Goal:
Among the lines listed below, count those that include the string "việc", and state only the count.

Recorded information:
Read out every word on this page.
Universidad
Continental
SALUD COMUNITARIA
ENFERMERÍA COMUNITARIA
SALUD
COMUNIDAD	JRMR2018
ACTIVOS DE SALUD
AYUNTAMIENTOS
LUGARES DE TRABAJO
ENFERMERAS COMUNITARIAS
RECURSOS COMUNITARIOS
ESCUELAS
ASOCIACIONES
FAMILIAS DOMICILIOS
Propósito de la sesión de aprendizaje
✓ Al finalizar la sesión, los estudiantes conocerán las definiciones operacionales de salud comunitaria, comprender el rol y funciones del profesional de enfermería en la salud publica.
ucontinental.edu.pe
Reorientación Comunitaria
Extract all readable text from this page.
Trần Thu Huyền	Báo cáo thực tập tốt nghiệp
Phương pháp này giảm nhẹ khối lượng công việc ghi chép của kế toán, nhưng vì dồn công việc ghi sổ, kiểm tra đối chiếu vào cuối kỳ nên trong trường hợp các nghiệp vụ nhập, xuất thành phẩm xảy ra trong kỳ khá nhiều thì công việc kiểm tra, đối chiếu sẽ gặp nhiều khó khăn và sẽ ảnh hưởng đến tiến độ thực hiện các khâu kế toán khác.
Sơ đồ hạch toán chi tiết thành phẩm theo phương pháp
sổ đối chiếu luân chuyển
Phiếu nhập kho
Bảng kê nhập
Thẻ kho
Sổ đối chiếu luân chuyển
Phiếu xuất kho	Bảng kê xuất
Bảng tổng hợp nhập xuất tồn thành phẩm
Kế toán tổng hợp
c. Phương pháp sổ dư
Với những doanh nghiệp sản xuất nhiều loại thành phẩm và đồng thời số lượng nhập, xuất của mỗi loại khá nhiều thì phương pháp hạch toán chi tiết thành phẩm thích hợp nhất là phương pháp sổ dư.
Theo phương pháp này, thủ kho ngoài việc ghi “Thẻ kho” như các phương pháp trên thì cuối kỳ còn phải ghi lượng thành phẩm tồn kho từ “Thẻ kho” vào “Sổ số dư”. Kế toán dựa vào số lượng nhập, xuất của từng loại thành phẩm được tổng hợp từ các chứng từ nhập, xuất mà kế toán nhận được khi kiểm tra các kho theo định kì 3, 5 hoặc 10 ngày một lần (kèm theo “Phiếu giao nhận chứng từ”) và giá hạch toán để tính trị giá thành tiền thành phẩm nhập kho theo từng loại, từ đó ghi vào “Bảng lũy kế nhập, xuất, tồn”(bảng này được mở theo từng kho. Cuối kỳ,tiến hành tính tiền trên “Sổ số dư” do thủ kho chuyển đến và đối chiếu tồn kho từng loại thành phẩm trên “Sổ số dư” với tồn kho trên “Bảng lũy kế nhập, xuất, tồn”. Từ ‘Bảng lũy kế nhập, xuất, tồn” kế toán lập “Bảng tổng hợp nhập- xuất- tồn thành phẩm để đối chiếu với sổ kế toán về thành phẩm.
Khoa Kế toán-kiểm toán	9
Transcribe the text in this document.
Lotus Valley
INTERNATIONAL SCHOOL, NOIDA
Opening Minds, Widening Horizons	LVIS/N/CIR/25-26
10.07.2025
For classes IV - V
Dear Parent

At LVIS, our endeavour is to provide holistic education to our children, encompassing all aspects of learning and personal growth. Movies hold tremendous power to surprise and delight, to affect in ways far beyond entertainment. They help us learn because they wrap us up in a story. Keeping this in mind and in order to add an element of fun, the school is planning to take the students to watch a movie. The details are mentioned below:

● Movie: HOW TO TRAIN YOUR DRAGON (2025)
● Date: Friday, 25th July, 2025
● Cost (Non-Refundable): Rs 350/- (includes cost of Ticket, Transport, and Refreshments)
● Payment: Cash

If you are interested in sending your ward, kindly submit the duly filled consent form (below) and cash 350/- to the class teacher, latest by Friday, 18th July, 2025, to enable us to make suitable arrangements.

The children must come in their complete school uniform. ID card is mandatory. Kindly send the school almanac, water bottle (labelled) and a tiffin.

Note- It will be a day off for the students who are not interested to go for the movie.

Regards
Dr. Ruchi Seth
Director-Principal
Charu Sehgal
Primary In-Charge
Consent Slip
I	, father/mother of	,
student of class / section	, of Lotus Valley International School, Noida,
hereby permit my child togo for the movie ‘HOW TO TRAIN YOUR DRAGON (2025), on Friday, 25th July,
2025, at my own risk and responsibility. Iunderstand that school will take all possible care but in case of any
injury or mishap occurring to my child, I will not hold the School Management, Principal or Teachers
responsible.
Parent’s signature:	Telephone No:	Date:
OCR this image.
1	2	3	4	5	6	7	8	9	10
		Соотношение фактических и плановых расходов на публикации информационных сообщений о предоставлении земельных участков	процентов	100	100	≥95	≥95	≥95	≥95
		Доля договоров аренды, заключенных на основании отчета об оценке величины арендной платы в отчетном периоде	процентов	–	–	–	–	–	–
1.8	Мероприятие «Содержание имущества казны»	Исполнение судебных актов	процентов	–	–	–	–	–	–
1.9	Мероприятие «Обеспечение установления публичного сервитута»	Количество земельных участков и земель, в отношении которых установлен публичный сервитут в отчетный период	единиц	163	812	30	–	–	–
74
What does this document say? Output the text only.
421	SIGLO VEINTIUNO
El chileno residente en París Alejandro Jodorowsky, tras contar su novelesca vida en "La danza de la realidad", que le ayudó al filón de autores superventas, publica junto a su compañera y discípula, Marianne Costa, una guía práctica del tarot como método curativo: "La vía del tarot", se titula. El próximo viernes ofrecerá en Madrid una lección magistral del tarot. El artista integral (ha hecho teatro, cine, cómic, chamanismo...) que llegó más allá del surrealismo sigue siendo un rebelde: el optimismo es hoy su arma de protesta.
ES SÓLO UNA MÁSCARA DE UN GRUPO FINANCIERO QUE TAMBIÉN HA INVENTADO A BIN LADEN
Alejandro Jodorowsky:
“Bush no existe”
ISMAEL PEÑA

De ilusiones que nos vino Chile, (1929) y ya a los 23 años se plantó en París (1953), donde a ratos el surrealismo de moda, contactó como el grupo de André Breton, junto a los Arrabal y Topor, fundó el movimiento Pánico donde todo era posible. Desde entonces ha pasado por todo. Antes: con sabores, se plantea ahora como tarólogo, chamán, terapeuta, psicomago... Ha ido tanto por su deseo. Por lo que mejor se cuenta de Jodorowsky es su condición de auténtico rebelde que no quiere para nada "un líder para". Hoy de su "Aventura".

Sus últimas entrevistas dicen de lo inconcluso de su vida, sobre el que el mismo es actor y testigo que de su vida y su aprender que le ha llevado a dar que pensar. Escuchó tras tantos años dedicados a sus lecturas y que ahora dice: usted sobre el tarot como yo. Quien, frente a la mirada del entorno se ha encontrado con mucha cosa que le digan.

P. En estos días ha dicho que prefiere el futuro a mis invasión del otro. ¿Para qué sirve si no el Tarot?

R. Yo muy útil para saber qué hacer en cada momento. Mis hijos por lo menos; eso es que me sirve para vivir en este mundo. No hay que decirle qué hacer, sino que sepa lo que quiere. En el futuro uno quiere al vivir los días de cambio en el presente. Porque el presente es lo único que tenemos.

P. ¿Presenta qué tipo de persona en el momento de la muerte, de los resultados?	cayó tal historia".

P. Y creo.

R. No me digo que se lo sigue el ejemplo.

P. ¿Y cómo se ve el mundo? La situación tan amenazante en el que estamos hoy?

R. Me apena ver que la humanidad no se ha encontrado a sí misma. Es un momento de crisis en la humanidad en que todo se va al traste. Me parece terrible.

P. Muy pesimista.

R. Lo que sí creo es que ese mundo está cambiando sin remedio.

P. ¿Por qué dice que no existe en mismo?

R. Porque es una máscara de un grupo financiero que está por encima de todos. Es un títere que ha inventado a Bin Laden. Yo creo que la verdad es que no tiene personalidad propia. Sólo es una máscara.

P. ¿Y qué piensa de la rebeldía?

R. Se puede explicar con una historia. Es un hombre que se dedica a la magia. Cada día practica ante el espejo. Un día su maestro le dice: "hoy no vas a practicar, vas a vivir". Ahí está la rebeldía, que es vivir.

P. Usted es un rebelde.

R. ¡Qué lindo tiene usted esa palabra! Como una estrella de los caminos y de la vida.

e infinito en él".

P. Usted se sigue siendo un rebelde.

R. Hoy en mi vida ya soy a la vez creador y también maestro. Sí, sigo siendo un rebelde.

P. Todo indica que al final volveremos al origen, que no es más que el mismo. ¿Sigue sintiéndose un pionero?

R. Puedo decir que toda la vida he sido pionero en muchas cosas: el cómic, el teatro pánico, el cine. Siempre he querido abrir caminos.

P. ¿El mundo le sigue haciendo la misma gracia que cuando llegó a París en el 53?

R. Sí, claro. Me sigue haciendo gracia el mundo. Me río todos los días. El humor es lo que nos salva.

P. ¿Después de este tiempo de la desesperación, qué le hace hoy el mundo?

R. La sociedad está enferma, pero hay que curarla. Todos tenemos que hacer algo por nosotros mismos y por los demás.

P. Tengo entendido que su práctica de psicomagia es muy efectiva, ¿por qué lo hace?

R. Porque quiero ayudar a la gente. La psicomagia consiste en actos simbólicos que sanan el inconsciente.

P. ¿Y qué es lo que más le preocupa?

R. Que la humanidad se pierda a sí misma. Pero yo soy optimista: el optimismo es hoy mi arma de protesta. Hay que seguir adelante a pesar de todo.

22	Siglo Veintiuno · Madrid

Written solution:
2